• THE EXERCISE:
Count every line that holds the string "pinkertons", then give that number alone.

>>

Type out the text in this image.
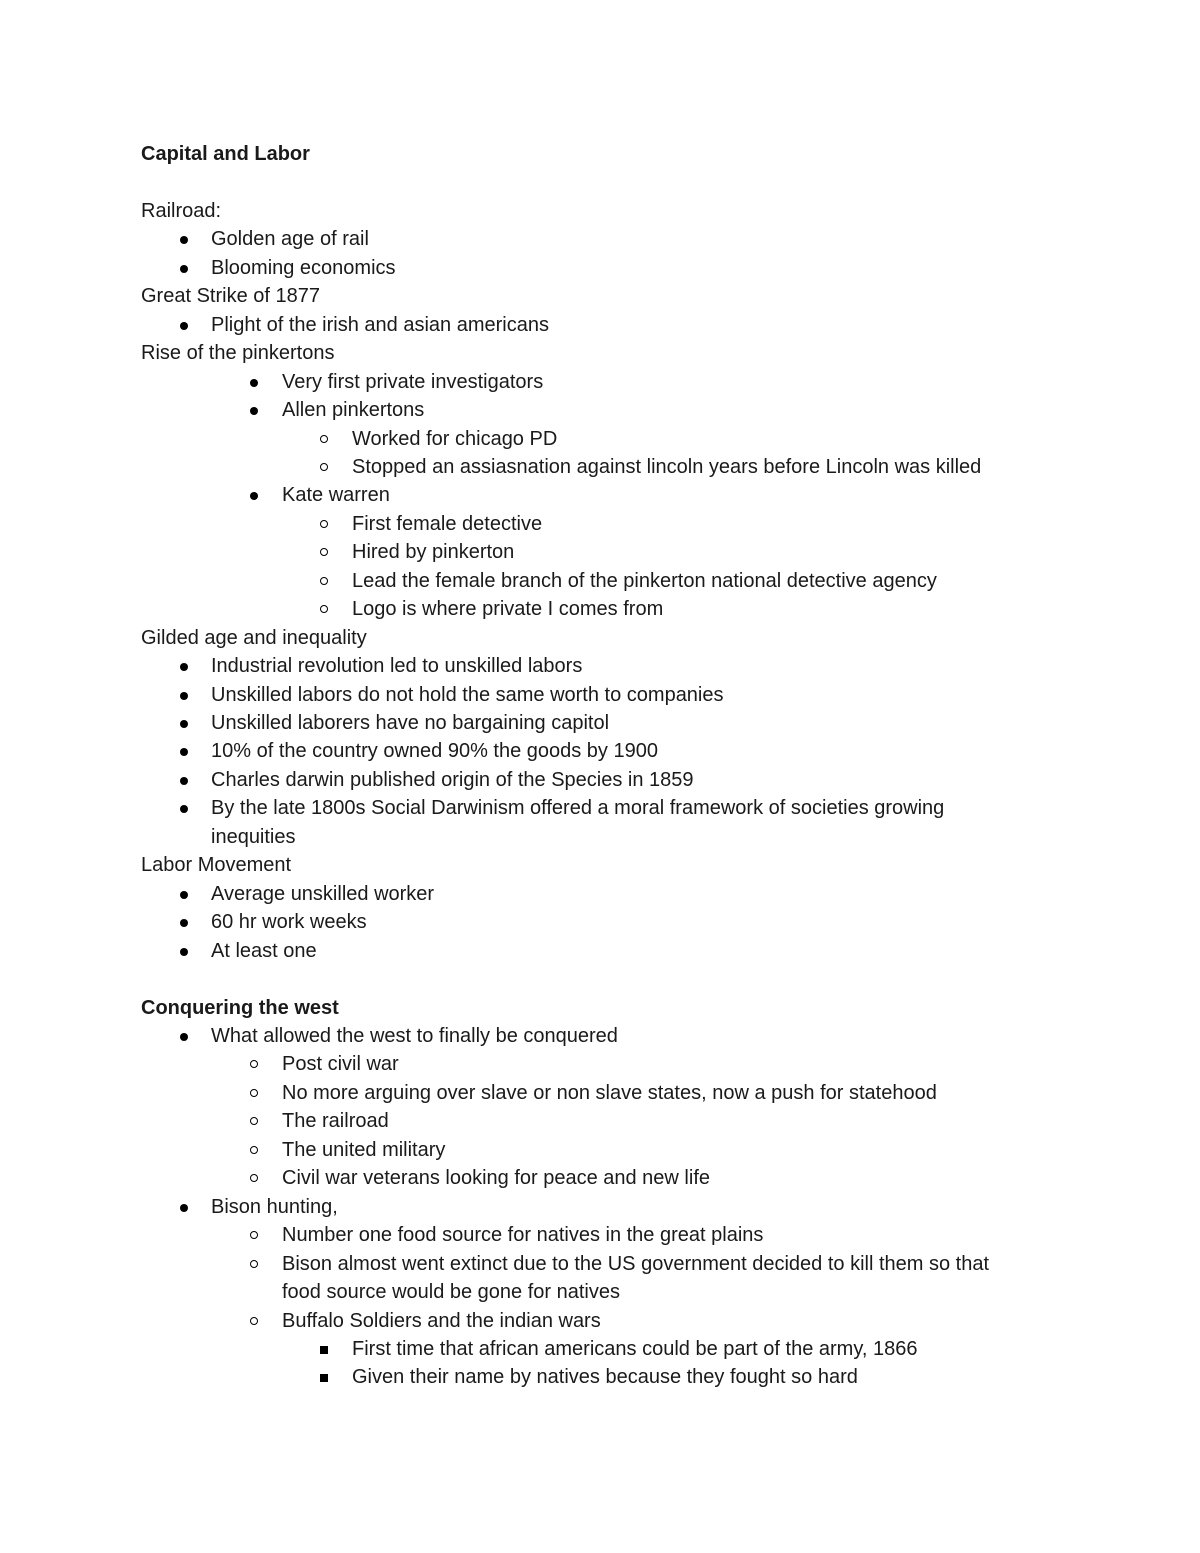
Capital and Labor
Railroad:
Golden age of rail
Blooming economics
Great Strike of 1877
Plight of the irish and asian americans
Rise of the pinkertons
Very first private investigators
Allen pinkertons
Worked for chicago PD
Stopped an assiasnation against lincoln years before Lincoln was killed
Kate warren
First female detective
Hired by pinkerton
Lead the female branch of the pinkerton national detective agency
Logo is where private I comes from
Gilded age and inequality
Industrial revolution led to unskilled labors
Unskilled labors do not hold the same worth to companies
Unskilled laborers have no bargaining capitol
10% of the country owned 90% the goods by 1900
Charles darwin published origin of the Species in 1859
By the late 1800s Social Darwinism offered a moral framework of societies growing
inequities
Labor Movement
Average unskilled worker
60 hr work weeks
At least one
Conquering the west
What allowed the west to finally be conquered
Post civil war
No more arguing over slave or non slave states, now a push for statehood
The railroad
The united military
Civil war veterans looking for peace and new life
Bison hunting,
Number one food source for natives in the great plains
Bison almost went extinct due to the US government decided to kill them so that
food source would be gone for natives
Buffalo Soldiers and the indian wars
First time that african americans could be part of the army, 1866
Given their name by natives because they fought so hard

<<

• THE SOLUTION:
2